> [Task details] Rewrite the listing from the line containing "rivers-layer (135, 333, 495, 533)" down through the line containing "colorbar-tick: 80 (377, 290, 389, 300)", changing "attribution-source" to "data-source" and leaving everything else as it is.

> [Data supplied]
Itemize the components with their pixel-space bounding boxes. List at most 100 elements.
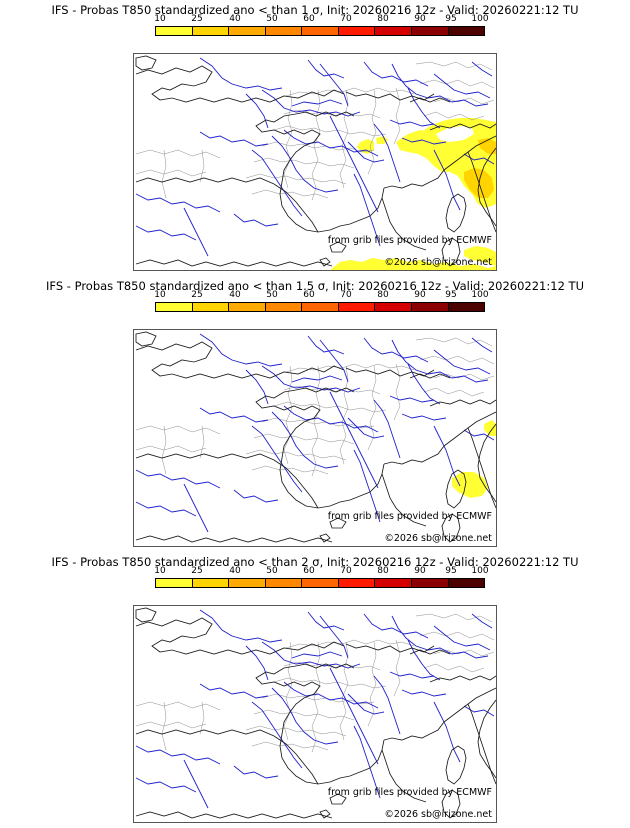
rivers-layer (135, 333, 495, 533)
colorbar-tick: 60 (303, 290, 315, 300)
colorbar-ticks: 10 25 40 50 60 70 80 90 95 100 (154, 14, 489, 26)
shade-10-25 (357, 139, 374, 154)
attribution-source: from grib files provided by ECMWF (327, 787, 492, 798)
colorbar-swatch (265, 27, 303, 35)
coastline-layer (135, 331, 496, 543)
colorbar-tick: 90 (414, 566, 426, 576)
colorbar-tick: 80 (377, 290, 389, 300)
colorbar-tick: 70 (340, 290, 352, 300)
colorbar-swatch (156, 27, 193, 35)
coastline-layer (135, 55, 496, 267)
colorbar-swatch (448, 579, 485, 587)
colorbar-swatch (375, 303, 412, 311)
colorbar-tick: 40 (229, 566, 241, 576)
probability-panel-1: IFS - Probas T850 standardized ano < tha… (0, 0, 630, 276)
colorbar-tick: 100 (471, 290, 489, 300)
map-canvas[interactable]: from grib files provided by ECMWF ©2026 … (133, 605, 497, 823)
colorbar-tick: 100 (471, 14, 489, 24)
probability-shading-layer (330, 118, 496, 270)
colorbar-tick: 100 (471, 566, 489, 576)
colorbar-swatch (338, 303, 376, 311)
colorbar: 10 25 40 50 60 70 80 90 95 100 (154, 566, 489, 590)
shade-10-25 (464, 246, 496, 266)
colorbar-tick: 25 (191, 566, 203, 576)
colorbar-swatch (229, 303, 266, 311)
colorbar-ticks: 10 25 40 50 60 70 80 90 95 100 (154, 290, 489, 302)
colorbar-tick: 60 (303, 14, 315, 24)
colorbar-tick: 90 (414, 14, 426, 24)
map-svg (135, 607, 496, 819)
colorbar-swatch (448, 303, 485, 311)
colorbar-swatch (375, 27, 412, 35)
colorbar-tick: 90 (414, 290, 426, 300)
colorbar-tick: 10 (154, 14, 166, 24)
colorbar-swatch (375, 579, 412, 587)
colorbar-tick: 95 (445, 290, 457, 300)
colorbar-swatch (156, 303, 193, 311)
colorbar-tick: 40 (229, 290, 241, 300)
colorbar-tick: 95 (445, 14, 457, 24)
administrative-borders-layer (135, 613, 495, 753)
colorbar-tick: 95 (445, 566, 457, 576)
coastline-layer (135, 607, 496, 819)
attribution-copyright: ©2026 sb@irizone.net (384, 533, 492, 544)
colorbar-gradient (155, 302, 485, 312)
shade-10-25 (376, 136, 388, 144)
colorbar-tick: 50 (266, 566, 278, 576)
colorbar-swatch (229, 579, 266, 587)
colorbar-swatch (265, 579, 303, 587)
colorbar-tick: 80 (377, 14, 389, 24)
colorbar-swatch (229, 27, 266, 35)
shade-10-25 (330, 258, 496, 270)
map-canvas[interactable]: from grib files provided by ECMWF ©2026 … (133, 329, 497, 547)
attribution-copyright: ©2026 sb@irizone.net (384, 809, 492, 820)
colorbar-swatch (302, 303, 339, 311)
shade-hole (436, 126, 474, 142)
shade-10-25 (484, 420, 496, 436)
colorbar-tick: 25 (191, 290, 203, 300)
map-svg (135, 55, 496, 270)
map-svg (135, 331, 496, 543)
rivers-layer (135, 609, 495, 809)
colorbar-swatch (192, 303, 230, 311)
colorbar-swatch (411, 27, 449, 35)
probability-shading-layer (452, 420, 496, 498)
attribution-source: from grib files provided by ECMWF (327, 511, 492, 522)
colorbar-swatch (338, 27, 376, 35)
colorbar-tick: 70 (340, 14, 352, 24)
probability-panel-2: IFS - Probas T850 standardized ano < tha… (0, 276, 630, 552)
probability-panel-3: IFS - Probas T850 standardized ano < tha… (0, 552, 630, 828)
colorbar-swatch (192, 27, 230, 35)
shade-10-25 (452, 472, 488, 498)
panel-title: IFS - Probas T850 standardized ano < tha… (51, 555, 579, 569)
colorbar-tick: 50 (266, 14, 278, 24)
colorbar-tick: 70 (340, 566, 352, 576)
colorbar-gradient (155, 26, 485, 36)
colorbar-tick: 10 (154, 566, 166, 576)
colorbar-swatch (302, 27, 339, 35)
colorbar-tick: 40 (229, 14, 241, 24)
colorbar-swatch (265, 303, 303, 311)
colorbar: 10 25 40 50 60 70 80 90 95 100 (154, 290, 489, 314)
rivers-layer (135, 57, 495, 257)
colorbar-tick: 80 (377, 566, 389, 576)
panel-title: IFS - Probas T850 standardized ano < tha… (51, 3, 579, 17)
colorbar-gradient (155, 578, 485, 588)
colorbar-swatch (302, 579, 339, 587)
colorbar-swatch (411, 579, 449, 587)
map-canvas[interactable]: from grib files provided by ECMWF ©2026 … (133, 53, 497, 271)
attribution-source: from grib files provided by ECMWF (327, 235, 492, 246)
colorbar-tick: 25 (191, 14, 203, 24)
colorbar-tick: 10 (154, 290, 166, 300)
colorbar-tick: 60 (303, 566, 315, 576)
colorbar-ticks: 10 25 40 50 60 70 80 90 95 100 (154, 566, 489, 578)
attribution-copyright: ©2026 sb@irizone.net (384, 257, 492, 268)
panel-title: IFS - Probas T850 standardized ano < tha… (46, 279, 584, 293)
colorbar-swatch (192, 579, 230, 587)
colorbar-swatch (338, 579, 376, 587)
administrative-borders-layer (135, 61, 495, 201)
shade-25-40 (478, 138, 496, 154)
administrative-borders-layer (135, 337, 495, 477)
colorbar-tick: 50 (266, 290, 278, 300)
colorbar-swatch (156, 579, 193, 587)
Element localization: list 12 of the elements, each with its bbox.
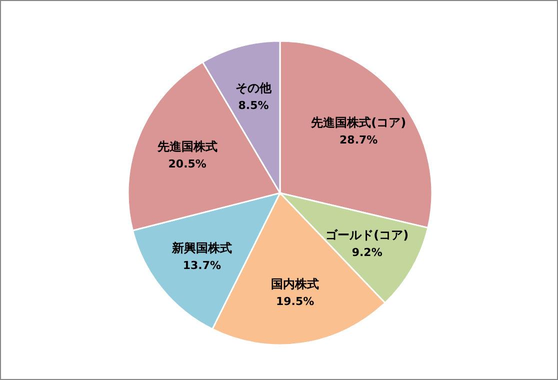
slice-label: 先進国株式(コア) bbox=[310, 116, 406, 130]
data-label: 8.5% bbox=[238, 99, 269, 112]
slice-label: その他 bbox=[236, 81, 273, 96]
slice-label: 先進国株式 bbox=[156, 140, 218, 154]
slice-label: ゴールド(コア) bbox=[326, 228, 409, 242]
slice-label: 国内株式 bbox=[271, 277, 320, 292]
data-label: 19.5% bbox=[276, 295, 314, 308]
data-label: 13.7% bbox=[182, 259, 222, 272]
data-label: 20.5% bbox=[168, 158, 206, 170]
data-label: 9.2% bbox=[352, 246, 382, 259]
slice-label: 新興国株式 bbox=[170, 241, 232, 256]
data-label: 28.7% bbox=[340, 134, 378, 147]
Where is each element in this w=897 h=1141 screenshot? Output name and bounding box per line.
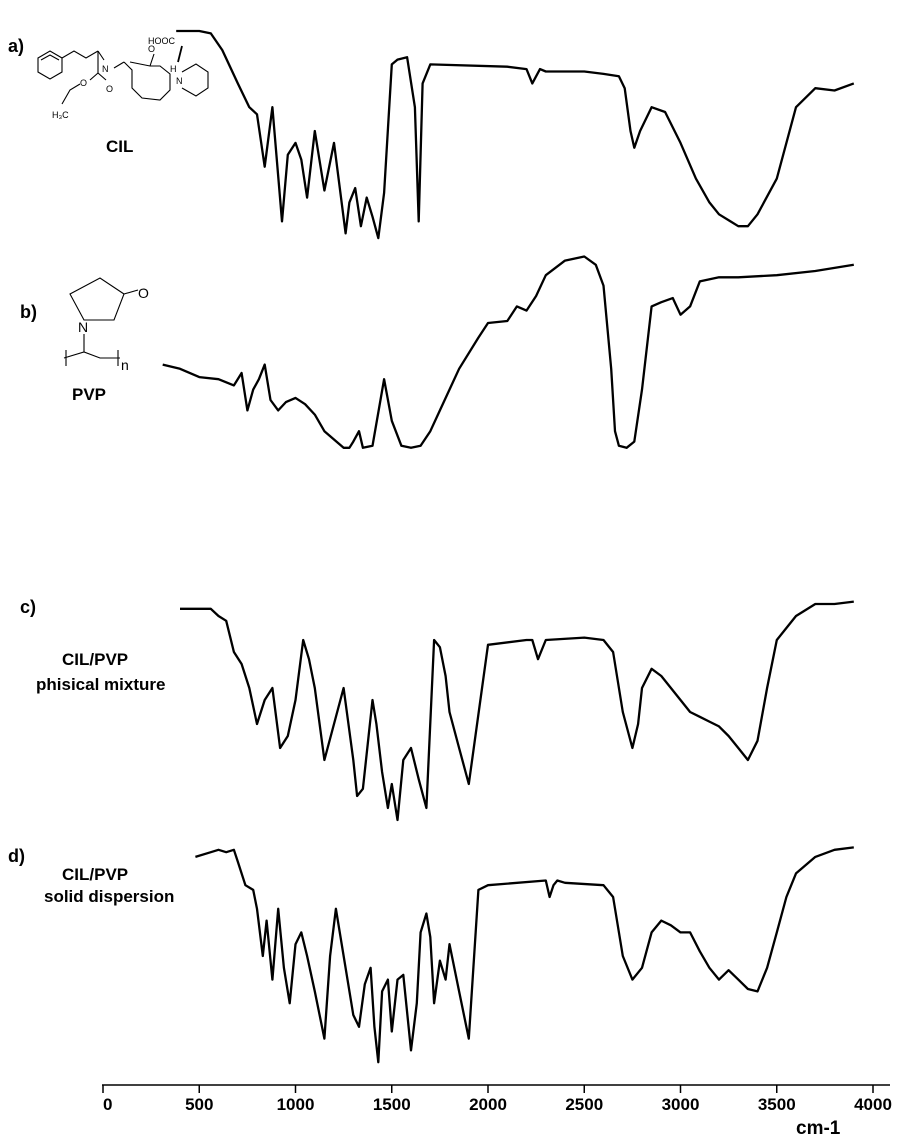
carbonyl-o-atom-2: O xyxy=(148,44,155,54)
compound-label-mixture-line1: CIL/PVP xyxy=(62,650,128,669)
compound-label-cil: CIL xyxy=(106,137,133,156)
pvp-n-atom: N xyxy=(78,319,88,335)
x-tick-label-2500: 2500 xyxy=(565,1095,603,1114)
x-tick-label-1000: 1000 xyxy=(277,1095,315,1114)
carbonyl-o-atom: O xyxy=(106,84,113,94)
panel-label-b: b) xyxy=(20,302,37,322)
x-tick-label-2000: 2000 xyxy=(469,1095,507,1114)
spectrum-line-b xyxy=(162,255,854,449)
panel-label-c: c) xyxy=(20,597,36,617)
x-tick-label-1500: 1500 xyxy=(373,1095,411,1114)
x-tick-label-500: 500 xyxy=(185,1095,213,1114)
carboxyl-group: HOOC xyxy=(148,36,176,46)
pvp-carbonyl-o: O xyxy=(138,285,149,301)
compound-label-dispersion-line2: solid dispersion xyxy=(44,887,174,906)
x-tick-label-4000: 4000 xyxy=(854,1095,892,1114)
compound-label-pvp: PVP xyxy=(72,385,106,404)
x-tick-label-3500: 3500 xyxy=(758,1095,796,1114)
cil-structure-drawing: N O O H₃C O HOOC H N xyxy=(37,36,209,120)
panel-label-a: a) xyxy=(8,36,24,56)
compound-label-mixture-line2: phisical mixture xyxy=(36,675,165,694)
x-axis: 0 500 1000 1500 2000 2500 3000 3500 4000 xyxy=(102,1084,892,1114)
ester-o-atom: O xyxy=(80,78,87,88)
ring-n-atom: N xyxy=(176,76,183,86)
pvp-subscript-n: n xyxy=(121,357,129,373)
ethyl-group: H₃C xyxy=(52,110,69,120)
x-axis-unit-label: cm-1 xyxy=(796,1118,841,1139)
spectra-group xyxy=(162,29,855,1064)
amine-n-atom: N xyxy=(102,64,109,74)
spectrum-line-d xyxy=(195,846,854,1064)
spectrum-line-a xyxy=(176,29,855,240)
x-tick-label-0: 0 xyxy=(103,1095,112,1114)
compound-label-dispersion-line1: CIL/PVP xyxy=(62,865,128,884)
pvp-structure-drawing: O N n xyxy=(63,277,149,373)
x-tick-label-3000: 3000 xyxy=(662,1095,700,1114)
spectrum-line-c xyxy=(180,600,854,822)
stereo-h-atom: H xyxy=(170,64,177,74)
panel-label-d: d) xyxy=(8,846,25,866)
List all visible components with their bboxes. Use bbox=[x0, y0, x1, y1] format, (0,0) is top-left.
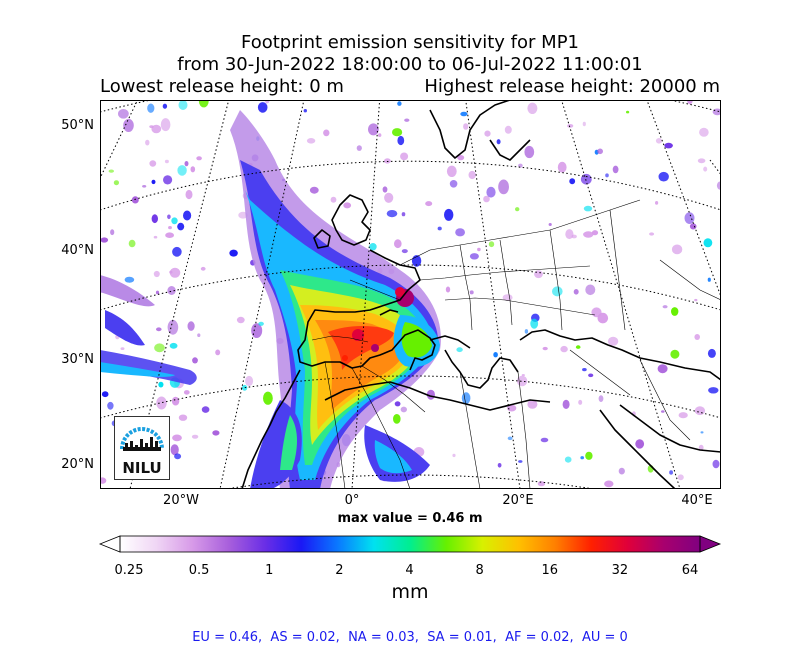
lat-label-40n: 40°N bbox=[61, 243, 94, 258]
colorbar-tick-label: 0.5 bbox=[188, 563, 210, 578]
colorbar-unit: mm bbox=[391, 581, 429, 603]
lon-label-0: 0° bbox=[344, 493, 360, 508]
lon-label-20e: 20°E bbox=[502, 493, 534, 508]
colorbar-tick-label: 4 bbox=[405, 563, 414, 578]
nilu-logo-graphic bbox=[120, 427, 164, 451]
lon-label-20w: 20°W bbox=[163, 493, 199, 508]
figure-title-line1: Footprint emission sensitivity for MP1 bbox=[240, 32, 579, 53]
lat-label-30n: 30°N bbox=[61, 352, 94, 367]
regional-sums: EU = 0.46, AS = 0.02, NA = 0.03, SA = 0.… bbox=[192, 630, 628, 645]
lat-label-50n: 50°N bbox=[61, 118, 94, 133]
colorbar-tick-label: 8 bbox=[475, 563, 484, 578]
colorbar-tick-label: 2 bbox=[335, 563, 344, 578]
lon-label-40e: 40°E bbox=[681, 493, 713, 508]
colorbar-high-extend bbox=[699, 535, 722, 553]
colorbar-gradient bbox=[120, 536, 700, 552]
country-borders bbox=[311, 199, 721, 489]
footprint-map bbox=[100, 100, 721, 489]
colorbar bbox=[98, 535, 722, 553]
colorbar-tick-label: 0.25 bbox=[114, 563, 144, 578]
coastlines bbox=[241, 100, 721, 489]
lowest-release-height: Lowest release height: 0 m bbox=[100, 76, 344, 97]
colorbar-tick-label: 1 bbox=[265, 563, 274, 578]
colorbar-tick-label: 16 bbox=[541, 563, 559, 578]
colorbar-tick-label: 64 bbox=[681, 563, 699, 578]
colorbar-tick-label: 32 bbox=[611, 563, 629, 578]
figure-title-line2: from 30-Jun-2022 18:00:00 to 06-Jul-2022… bbox=[177, 54, 643, 75]
max-value-label: max value = 0.46 m bbox=[337, 511, 483, 526]
nilu-logo: NILU bbox=[114, 416, 170, 480]
highest-release-height: Highest release height: 20000 m bbox=[424, 76, 720, 97]
lat-label-20n: 20°N bbox=[61, 457, 94, 472]
colorbar-low-extend bbox=[98, 535, 121, 553]
nilu-logo-text: NILU bbox=[122, 459, 162, 477]
graticule bbox=[100, 100, 721, 489]
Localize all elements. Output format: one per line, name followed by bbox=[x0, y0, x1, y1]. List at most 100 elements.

> [Solution for this exercise]
rivers-layer (135, 333, 495, 533)
colorbar-tick: 60 (303, 290, 315, 300)
colorbar-ticks: 10 25 40 50 60 70 80 90 95 100 (154, 14, 489, 26)
shade-10-25 (357, 139, 374, 154)
data-source: from grib files provided by ECMWF (327, 787, 492, 798)
colorbar-swatch (265, 27, 303, 35)
coastline-layer (135, 331, 496, 543)
colorbar-tick: 90 (414, 566, 426, 576)
colorbar-tick: 80 (377, 290, 389, 300)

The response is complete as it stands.